Begin SELECTION
But theological adaptation to the discovery of simple extraterrestrial life is one thing. Adapting to the discovery of intelligent life elsewhere in the universe would be something else entirely — and I seriously doubt that most of the world's great theistic faiths could succeed in pulling it off, at least short of a truly radical shift in orientation.
Think of it as a theological Copernican Revolution. Just as the scientific Copernican Revolution destabilized and downgraded humanity's place in the cosmos by substituting heliocentrism for a geocentric view that placed the Earth and its inhabitants at the center of creation, so the discovery of advanced life on other planets would imply that human beings are just one of any number of intelligent creatures in the universe. And that, in turn, would seem to imply either that God created many equally special beings throughout the universe, or that God cares for us more than he does for those other intelligent beings.
Did God create those other intelligent creatures, too, but without an interest in revealing himself to them? Or did they, unlike human beings, evolve all on their own without divine origins and guidance?
How believers answer those questions will be a product, in part, of what the extraterrestrials look like. If the aliens have symmetrical body structures — two legs, two arms, two eyes, two ears, two nostrils — then it may be plausible to assume that they were created in the image and likeness of the same God as we were. But if they look nothing like us at all, the case for separation between "our" God and these alien intelligences would grow much stronger.
But I have an equally hard time accepting that believers would be capable of wrapping their heads around the possibility that God loves all intelligent creatures on all planets equally.
I suspect that these puzzles are so corrosive in their skeptical implications that contact with intelligent life from other worlds would produce a rapid collapse of faith rooted in the Hebrew Bible, New Testament, and Quran, with a rapid spread of atheistic secularism in their place.
But not necessarily. Here are two other options.
One possibility would be a growth in the kind of philosophical theism David. B. Hart defended in his recent outstanding book The Experience of God. This would be a form of Platonism, with God treated less as a person who intervenes and reveals himself miraculously and providentially in history than as the ontological unity of Plato's three transcendentals: the True, the Good, and the Beautiful. God in this sense stands behind the scenes, invisibly making possible and sustaining every entity and action in the universe — here as well as on any conceivable alien world — from the beginning to the end of time.
But there is another possibility — one that moves in the opposite direction, toward greater divine anthropomorphism. Here Mormons may be able to offer some guidance. Some Latter-day Saints (including, on some readings, Mormonism's founding prophet Joseph Smith) have claimed that God resides within the universe rather than serving as its transcendent ground, that he began as a human being and evolved into his current state of exaltation, that he has a body, that he didn't create the universe so much as form parts of it from preexisting matter, and that Mormon men and women can themselves evolve into gods and goddesses. Such a view — with its hints of polytheism and suggestion of finite divine power — would seem to be far more compatible than traditional Judeo-Christian monotheism with a vision of the universe populated by a multitude of intelligent beings.
End SELECTION
Begin ENTRIES SUPPLIED
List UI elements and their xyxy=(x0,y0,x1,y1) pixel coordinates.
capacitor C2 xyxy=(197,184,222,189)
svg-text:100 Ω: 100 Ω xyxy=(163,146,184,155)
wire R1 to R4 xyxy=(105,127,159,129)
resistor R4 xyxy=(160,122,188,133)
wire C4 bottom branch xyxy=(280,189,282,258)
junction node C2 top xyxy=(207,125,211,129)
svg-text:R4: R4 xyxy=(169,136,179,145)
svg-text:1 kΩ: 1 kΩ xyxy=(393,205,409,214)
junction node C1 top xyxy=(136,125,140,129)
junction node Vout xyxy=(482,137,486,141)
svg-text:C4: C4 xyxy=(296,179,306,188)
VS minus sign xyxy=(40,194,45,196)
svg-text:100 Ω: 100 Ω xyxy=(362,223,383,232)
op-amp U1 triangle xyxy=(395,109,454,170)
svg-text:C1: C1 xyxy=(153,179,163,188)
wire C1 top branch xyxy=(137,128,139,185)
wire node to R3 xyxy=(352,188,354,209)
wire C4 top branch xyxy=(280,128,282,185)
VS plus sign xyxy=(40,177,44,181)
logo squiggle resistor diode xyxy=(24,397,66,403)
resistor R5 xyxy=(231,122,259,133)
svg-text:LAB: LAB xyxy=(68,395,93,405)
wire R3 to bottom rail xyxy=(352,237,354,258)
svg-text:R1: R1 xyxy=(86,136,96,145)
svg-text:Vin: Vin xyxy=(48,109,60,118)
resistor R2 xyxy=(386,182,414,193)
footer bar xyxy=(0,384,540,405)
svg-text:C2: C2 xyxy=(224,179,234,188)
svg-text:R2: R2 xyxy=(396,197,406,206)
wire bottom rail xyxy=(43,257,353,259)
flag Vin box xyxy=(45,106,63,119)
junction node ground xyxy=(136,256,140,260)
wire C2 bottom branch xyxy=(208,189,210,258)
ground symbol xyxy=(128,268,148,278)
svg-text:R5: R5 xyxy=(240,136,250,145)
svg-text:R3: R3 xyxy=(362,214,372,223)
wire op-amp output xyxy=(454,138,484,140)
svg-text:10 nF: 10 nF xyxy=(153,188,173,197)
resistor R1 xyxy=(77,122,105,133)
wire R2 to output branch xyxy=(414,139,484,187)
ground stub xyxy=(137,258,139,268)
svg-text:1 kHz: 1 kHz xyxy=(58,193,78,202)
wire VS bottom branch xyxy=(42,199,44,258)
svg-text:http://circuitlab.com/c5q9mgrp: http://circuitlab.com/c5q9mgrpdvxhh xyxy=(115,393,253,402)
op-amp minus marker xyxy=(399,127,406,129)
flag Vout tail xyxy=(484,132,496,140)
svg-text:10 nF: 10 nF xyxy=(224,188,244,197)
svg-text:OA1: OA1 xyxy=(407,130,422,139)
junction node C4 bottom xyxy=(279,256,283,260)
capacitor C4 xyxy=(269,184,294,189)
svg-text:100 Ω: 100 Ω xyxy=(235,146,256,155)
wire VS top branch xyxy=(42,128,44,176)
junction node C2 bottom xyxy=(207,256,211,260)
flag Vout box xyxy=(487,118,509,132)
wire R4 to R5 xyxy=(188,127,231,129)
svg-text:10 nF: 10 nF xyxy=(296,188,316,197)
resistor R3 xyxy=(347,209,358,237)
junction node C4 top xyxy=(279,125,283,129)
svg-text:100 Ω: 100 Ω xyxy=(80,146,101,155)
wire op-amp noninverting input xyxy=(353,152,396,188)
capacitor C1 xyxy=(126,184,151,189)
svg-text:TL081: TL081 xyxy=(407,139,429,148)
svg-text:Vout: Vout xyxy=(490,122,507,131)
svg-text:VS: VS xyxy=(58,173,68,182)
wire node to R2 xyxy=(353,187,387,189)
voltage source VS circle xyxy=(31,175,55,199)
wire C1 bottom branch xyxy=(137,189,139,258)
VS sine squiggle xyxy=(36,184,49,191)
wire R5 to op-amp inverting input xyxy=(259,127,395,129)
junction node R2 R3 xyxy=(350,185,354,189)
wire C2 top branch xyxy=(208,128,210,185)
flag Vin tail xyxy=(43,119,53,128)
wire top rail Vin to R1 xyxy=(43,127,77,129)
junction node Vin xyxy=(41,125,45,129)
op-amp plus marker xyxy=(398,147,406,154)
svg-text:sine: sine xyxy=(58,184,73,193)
End ENTRIES SUPPLIED
Begin ENTRIES SUPPLIED
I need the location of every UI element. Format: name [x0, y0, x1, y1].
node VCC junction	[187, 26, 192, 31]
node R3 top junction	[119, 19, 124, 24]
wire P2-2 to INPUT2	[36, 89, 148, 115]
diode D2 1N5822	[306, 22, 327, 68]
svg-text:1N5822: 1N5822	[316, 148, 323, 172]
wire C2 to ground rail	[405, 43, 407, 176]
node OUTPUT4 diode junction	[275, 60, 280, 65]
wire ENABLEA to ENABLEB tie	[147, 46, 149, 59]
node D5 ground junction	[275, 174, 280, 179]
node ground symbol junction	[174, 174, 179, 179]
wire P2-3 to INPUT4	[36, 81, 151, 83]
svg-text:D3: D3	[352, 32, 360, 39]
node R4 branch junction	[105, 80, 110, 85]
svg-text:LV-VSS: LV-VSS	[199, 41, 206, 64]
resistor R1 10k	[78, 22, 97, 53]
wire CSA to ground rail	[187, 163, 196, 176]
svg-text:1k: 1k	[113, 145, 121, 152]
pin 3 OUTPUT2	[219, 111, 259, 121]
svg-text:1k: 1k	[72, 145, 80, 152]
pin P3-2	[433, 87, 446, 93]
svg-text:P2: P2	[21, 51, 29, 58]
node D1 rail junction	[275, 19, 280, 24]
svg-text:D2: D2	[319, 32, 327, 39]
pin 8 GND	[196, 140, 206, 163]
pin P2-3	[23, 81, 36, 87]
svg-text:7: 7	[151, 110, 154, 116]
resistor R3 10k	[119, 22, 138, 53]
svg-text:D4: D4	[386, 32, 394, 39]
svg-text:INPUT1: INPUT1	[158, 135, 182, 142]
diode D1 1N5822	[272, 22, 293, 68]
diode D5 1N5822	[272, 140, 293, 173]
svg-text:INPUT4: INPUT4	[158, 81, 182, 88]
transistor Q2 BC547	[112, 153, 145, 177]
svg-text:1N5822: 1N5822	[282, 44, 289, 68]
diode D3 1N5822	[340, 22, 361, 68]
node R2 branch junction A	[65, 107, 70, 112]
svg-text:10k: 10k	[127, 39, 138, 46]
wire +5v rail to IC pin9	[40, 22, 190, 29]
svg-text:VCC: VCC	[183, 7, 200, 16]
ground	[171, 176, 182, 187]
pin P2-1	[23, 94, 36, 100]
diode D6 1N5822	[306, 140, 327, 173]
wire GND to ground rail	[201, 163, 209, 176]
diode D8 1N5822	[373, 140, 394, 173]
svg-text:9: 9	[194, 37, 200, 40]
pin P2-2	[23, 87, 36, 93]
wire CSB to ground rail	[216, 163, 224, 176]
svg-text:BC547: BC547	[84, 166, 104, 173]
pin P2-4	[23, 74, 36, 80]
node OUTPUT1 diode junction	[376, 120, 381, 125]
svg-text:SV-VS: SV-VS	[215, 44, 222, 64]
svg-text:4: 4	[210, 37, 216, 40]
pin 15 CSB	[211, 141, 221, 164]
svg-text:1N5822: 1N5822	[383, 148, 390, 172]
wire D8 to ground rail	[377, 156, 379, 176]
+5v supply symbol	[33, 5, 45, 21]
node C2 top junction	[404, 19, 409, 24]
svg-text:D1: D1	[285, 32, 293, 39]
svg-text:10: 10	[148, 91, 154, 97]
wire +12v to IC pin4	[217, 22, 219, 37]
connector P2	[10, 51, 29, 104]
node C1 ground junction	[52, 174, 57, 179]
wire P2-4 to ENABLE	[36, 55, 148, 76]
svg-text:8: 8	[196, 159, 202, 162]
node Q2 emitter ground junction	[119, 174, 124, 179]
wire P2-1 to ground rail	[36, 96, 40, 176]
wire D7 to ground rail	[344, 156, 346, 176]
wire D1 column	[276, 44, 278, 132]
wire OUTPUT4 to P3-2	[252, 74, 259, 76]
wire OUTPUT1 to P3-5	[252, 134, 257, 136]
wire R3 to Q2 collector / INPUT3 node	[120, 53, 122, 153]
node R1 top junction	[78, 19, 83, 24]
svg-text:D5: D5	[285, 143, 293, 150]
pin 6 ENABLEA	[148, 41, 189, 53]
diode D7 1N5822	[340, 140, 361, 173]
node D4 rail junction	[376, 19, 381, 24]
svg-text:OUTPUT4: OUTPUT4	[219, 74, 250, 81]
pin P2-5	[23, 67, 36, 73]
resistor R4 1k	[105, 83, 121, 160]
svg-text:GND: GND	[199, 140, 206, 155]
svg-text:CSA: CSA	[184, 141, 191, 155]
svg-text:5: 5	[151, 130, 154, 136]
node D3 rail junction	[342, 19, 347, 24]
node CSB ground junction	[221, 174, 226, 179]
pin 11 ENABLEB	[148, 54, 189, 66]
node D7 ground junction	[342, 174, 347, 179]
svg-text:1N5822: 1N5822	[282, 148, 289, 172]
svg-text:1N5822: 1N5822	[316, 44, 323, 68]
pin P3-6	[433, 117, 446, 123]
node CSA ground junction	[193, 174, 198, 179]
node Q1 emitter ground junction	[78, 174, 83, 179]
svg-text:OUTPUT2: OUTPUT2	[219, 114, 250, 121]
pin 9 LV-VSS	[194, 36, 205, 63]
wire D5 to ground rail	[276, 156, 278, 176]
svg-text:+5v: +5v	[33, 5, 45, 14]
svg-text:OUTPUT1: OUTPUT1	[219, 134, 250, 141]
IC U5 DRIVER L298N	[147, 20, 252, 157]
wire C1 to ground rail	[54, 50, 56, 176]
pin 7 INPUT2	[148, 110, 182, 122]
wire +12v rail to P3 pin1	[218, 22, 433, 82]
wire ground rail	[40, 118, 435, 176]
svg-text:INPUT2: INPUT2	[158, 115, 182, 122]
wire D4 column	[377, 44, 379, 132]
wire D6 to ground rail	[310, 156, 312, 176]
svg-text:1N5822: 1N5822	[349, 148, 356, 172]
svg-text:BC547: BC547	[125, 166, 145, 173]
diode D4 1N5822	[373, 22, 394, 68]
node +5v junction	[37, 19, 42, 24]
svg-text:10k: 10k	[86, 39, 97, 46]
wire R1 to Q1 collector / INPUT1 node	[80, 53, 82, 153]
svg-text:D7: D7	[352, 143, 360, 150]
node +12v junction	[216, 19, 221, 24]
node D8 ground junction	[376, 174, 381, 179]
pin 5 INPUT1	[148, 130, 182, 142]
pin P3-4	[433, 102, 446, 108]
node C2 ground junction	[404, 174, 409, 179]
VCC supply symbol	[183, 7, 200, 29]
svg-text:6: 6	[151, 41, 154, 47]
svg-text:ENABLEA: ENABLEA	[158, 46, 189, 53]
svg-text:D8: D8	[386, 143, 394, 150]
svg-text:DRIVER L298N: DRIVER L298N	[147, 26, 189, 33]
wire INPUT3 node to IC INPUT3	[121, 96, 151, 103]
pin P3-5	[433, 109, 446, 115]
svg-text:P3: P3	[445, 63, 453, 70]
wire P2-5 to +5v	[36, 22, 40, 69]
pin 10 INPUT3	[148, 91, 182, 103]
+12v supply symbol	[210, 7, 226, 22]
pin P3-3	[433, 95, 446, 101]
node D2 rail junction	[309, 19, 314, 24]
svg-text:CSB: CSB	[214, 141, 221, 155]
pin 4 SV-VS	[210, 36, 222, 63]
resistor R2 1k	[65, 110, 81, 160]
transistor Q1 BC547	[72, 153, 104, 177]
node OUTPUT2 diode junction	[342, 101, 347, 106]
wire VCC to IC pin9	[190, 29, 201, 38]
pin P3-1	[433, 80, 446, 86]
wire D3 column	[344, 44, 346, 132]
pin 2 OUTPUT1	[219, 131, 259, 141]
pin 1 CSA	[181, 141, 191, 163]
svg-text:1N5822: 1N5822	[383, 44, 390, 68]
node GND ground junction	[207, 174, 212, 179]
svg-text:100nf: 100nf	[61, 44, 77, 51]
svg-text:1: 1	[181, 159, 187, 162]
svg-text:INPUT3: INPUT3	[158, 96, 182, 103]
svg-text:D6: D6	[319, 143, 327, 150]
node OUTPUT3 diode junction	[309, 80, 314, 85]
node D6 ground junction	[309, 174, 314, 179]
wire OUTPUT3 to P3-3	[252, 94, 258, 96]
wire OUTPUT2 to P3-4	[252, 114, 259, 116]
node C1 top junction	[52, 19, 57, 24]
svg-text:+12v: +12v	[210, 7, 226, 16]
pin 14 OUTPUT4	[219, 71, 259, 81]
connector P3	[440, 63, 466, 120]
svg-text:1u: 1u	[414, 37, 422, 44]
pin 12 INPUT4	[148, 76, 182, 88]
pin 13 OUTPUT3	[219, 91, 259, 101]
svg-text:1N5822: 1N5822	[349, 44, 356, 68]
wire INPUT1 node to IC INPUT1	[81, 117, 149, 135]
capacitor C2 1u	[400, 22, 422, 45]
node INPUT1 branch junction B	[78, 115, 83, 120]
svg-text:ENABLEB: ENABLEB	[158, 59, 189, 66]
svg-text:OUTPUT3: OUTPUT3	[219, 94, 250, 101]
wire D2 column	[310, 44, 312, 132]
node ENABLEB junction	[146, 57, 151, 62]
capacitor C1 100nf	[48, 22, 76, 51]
End ENTRIES SUPPLIED
Begin ENTRIES SUPPLIED
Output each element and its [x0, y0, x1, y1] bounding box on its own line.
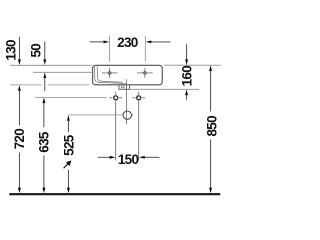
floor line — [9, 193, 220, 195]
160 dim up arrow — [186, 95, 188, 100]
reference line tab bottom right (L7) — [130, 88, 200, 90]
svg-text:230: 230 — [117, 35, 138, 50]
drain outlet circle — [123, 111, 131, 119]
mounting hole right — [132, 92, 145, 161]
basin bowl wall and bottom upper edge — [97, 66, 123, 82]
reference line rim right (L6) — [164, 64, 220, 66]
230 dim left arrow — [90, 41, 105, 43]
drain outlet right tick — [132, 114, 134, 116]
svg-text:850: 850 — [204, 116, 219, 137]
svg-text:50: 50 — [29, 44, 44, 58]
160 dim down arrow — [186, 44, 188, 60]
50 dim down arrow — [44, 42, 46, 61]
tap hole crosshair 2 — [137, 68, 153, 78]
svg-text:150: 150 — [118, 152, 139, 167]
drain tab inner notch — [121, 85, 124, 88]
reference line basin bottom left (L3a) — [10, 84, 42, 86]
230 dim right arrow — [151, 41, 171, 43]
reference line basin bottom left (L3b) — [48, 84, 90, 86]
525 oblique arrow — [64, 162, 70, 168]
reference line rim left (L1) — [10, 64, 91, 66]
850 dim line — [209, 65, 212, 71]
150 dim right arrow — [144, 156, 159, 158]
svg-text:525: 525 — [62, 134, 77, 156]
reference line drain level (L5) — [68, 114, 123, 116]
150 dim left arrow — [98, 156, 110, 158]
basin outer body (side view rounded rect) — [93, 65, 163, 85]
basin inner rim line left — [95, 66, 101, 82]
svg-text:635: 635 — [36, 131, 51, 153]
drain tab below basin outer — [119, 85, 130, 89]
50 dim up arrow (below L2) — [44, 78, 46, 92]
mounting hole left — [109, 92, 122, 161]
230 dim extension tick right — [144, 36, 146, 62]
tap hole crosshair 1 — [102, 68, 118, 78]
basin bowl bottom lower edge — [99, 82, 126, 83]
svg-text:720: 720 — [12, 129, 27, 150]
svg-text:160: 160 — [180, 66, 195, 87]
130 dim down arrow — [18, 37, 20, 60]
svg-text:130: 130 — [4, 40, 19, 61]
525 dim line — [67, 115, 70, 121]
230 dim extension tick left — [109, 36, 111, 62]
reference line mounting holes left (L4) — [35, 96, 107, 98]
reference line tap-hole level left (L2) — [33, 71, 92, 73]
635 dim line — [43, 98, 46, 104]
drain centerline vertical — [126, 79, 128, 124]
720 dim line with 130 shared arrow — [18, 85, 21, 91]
End ENTRIES SUPPLIED
INSTRUCTIONS:
a - List the paired body parts that the essay on faith and alien life gives as examples of a symmetrical body structure.
b - Repeat the essay on faith and alien life word for word, everything from "But theological adaptation" down to "shift in orientation.".
c - Answer these from the essay on faith and alien life:
(i) Which book by David B. Hart does it mention?
(ii) Which three scriptures does it name as roots of faith that could collapse?
(iii) Who is identified as Mormonism's founding prophet?

ANSWERS TO THE EXERCISES:
a - legs, arms, eyes, ears, nostrils

b -
But theological adaptation to the discovery of simple extraterrestrial life is one thing. Adapting to the discovery of intelligent life elsewhere in the universe would be something else entirely — and I seriously doubt that most of the world's great theistic faiths could succeed in pulling it off, at least short of a truly radical shift in orientation.

c -
(i) The Experience of God
(ii) The Hebrew Bible, the New Testament, and the Quran
(iii) Joseph Smith